+++ DATA SHOWN +++
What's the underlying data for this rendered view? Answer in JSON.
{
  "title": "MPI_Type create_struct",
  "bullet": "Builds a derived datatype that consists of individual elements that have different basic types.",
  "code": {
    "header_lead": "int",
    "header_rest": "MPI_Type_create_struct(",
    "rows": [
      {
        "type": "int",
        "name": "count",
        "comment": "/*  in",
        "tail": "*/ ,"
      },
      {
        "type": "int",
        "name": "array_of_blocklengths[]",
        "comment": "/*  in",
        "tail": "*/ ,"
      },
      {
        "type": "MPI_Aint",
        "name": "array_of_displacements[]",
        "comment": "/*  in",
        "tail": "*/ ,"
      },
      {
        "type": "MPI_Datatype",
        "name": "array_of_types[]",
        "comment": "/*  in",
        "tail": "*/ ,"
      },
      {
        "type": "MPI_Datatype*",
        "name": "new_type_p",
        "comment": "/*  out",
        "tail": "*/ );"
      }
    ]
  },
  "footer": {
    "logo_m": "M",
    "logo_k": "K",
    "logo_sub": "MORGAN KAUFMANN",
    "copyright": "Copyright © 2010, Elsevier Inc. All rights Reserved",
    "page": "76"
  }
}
+++
## WHAT YOU SHOULD DO
Write the entire listing out again, word for word.

## SOLUTION BELOW
What's the underlying data for this rendered view? Answer in JSON.
{
  "title": "MPI_Type create_struct",
  "bullet": "Builds a derived datatype that consists of individual elements that have different basic types.",
  "code": {
    "header_lead": "int",
    "header_rest": "MPI_Type_create_struct(",
    "rows": [
      {
        "type": "int",
        "name": "count",
        "comment": "/*  in",
        "tail": "*/ ,"
      },
      {
        "type": "int",
        "name": "array_of_blocklengths[]",
        "comment": "/*  in",
        "tail": "*/ ,"
      },
      {
        "type": "MPI_Aint",
        "name": "array_of_displacements[]",
        "comment": "/*  in",
        "tail": "*/ ,"
      },
      {
        "type": "MPI_Datatype",
        "name": "array_of_types[]",
        "comment": "/*  in",
        "tail": "*/ ,"
      },
      {
        "type": "MPI_Datatype*",
        "name": "new_type_p",
        "comment": "/*  out",
        "tail": "*/ );"
      }
    ]
  },
  "footer": {
    "logo_m": "M",
    "logo_k": "K",
    "logo_sub": "MORGAN KAUFMANN",
    "copyright": "Copyright © 2010, Elsevier Inc. All rights Reserved",
    "page": "76"
  }
}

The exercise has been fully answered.